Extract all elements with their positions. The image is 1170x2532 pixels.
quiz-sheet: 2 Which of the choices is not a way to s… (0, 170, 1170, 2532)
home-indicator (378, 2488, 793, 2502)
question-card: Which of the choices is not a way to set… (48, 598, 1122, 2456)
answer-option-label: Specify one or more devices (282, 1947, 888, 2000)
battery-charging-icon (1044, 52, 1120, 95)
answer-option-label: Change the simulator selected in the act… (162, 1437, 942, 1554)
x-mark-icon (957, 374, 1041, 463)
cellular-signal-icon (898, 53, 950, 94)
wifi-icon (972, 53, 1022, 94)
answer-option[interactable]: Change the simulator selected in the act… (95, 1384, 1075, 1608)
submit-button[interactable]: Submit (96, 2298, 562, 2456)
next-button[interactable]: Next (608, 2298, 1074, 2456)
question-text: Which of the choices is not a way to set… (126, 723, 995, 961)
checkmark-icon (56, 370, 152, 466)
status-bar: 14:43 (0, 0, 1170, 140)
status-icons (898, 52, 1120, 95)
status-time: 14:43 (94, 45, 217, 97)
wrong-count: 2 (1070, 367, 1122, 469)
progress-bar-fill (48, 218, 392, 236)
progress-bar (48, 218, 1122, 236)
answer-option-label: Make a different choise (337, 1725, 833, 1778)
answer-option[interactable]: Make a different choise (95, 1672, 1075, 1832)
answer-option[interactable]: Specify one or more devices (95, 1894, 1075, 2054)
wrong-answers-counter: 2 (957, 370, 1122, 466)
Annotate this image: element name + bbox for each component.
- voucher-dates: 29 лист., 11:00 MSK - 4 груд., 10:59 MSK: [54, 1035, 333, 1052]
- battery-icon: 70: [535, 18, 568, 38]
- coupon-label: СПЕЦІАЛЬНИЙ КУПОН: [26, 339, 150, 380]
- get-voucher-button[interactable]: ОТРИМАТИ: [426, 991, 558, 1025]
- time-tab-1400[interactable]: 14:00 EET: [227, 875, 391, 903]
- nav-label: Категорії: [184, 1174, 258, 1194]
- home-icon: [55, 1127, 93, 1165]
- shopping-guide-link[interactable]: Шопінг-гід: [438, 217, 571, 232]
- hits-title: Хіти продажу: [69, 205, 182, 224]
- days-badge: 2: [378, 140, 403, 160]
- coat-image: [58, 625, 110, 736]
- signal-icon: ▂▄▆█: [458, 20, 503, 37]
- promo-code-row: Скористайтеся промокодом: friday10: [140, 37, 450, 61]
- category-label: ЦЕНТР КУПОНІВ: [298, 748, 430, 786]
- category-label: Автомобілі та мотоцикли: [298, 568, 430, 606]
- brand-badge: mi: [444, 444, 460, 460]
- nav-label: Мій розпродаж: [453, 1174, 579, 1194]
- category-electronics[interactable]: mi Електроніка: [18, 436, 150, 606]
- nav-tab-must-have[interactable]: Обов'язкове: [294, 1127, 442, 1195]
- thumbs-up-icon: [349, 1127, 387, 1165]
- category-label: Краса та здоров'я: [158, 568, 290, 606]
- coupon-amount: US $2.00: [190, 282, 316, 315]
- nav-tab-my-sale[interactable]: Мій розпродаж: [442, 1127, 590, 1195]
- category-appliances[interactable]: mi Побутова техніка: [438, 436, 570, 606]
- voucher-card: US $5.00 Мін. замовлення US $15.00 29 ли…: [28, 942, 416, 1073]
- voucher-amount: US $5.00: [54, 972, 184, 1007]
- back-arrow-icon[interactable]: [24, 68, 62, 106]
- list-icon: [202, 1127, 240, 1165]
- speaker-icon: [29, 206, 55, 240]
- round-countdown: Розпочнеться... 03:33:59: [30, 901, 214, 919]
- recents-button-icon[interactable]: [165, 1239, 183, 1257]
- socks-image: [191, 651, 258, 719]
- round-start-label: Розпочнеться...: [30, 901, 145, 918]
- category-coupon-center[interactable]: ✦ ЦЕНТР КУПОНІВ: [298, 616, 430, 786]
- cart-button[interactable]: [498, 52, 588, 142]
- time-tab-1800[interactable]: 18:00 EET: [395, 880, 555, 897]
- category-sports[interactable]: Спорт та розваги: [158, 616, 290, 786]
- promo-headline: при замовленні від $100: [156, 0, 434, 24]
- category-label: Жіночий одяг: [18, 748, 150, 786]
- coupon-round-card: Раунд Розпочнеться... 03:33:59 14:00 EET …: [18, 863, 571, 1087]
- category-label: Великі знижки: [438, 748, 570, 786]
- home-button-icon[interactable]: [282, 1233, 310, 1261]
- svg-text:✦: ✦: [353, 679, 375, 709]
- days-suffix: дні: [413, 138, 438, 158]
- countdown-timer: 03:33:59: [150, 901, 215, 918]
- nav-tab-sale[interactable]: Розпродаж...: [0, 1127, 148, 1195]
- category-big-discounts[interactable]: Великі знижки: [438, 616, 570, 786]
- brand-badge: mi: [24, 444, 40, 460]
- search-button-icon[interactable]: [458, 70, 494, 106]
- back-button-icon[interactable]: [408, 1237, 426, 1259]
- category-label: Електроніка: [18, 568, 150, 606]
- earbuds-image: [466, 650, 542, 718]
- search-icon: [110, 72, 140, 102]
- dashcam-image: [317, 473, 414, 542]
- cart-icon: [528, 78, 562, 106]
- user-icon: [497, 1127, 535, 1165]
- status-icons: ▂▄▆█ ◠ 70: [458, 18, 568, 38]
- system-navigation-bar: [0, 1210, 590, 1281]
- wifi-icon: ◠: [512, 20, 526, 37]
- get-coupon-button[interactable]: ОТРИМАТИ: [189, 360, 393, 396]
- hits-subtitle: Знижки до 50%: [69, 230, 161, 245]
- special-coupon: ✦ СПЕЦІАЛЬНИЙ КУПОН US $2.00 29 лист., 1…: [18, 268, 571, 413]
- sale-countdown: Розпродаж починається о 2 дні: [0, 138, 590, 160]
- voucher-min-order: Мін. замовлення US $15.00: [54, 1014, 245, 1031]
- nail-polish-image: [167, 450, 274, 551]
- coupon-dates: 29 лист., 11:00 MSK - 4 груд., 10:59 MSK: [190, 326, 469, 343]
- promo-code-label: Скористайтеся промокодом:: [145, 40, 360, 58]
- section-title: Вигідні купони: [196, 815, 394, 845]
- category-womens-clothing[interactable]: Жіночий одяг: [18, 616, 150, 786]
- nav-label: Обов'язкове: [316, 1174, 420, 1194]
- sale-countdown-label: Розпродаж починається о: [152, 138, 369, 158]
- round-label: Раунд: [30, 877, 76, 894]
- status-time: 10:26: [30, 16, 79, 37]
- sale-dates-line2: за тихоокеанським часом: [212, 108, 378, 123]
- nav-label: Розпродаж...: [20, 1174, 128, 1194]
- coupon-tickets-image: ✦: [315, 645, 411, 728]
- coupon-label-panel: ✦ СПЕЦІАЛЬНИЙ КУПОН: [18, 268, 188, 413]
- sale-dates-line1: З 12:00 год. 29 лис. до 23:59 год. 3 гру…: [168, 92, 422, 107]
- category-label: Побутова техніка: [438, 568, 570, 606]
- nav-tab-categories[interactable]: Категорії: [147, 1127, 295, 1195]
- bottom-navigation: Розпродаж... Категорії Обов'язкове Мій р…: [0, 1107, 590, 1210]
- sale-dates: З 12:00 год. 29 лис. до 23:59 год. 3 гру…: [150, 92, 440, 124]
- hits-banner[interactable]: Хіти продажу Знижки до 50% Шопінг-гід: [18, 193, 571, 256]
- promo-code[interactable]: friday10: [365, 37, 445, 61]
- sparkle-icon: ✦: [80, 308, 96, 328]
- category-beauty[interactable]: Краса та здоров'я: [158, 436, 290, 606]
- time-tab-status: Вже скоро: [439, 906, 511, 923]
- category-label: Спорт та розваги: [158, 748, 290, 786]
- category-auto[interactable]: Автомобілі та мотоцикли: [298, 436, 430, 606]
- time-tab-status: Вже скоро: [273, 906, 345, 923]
* * *
> _YOUR INSTRUCTIONS_
Copy the entries word for word, beginning with the first line and stopping after the line that contains "question-card: Which of".

> _REPLY_
Extract all elements with their positions. The image is 1170x2532 pixels.
quiz-sheet: 2 Which of the choices is not a way to s… (0, 170, 1170, 2532)
home-indicator (378, 2488, 793, 2502)
question-card: Which of the choices is not a way to set… (48, 598, 1122, 2456)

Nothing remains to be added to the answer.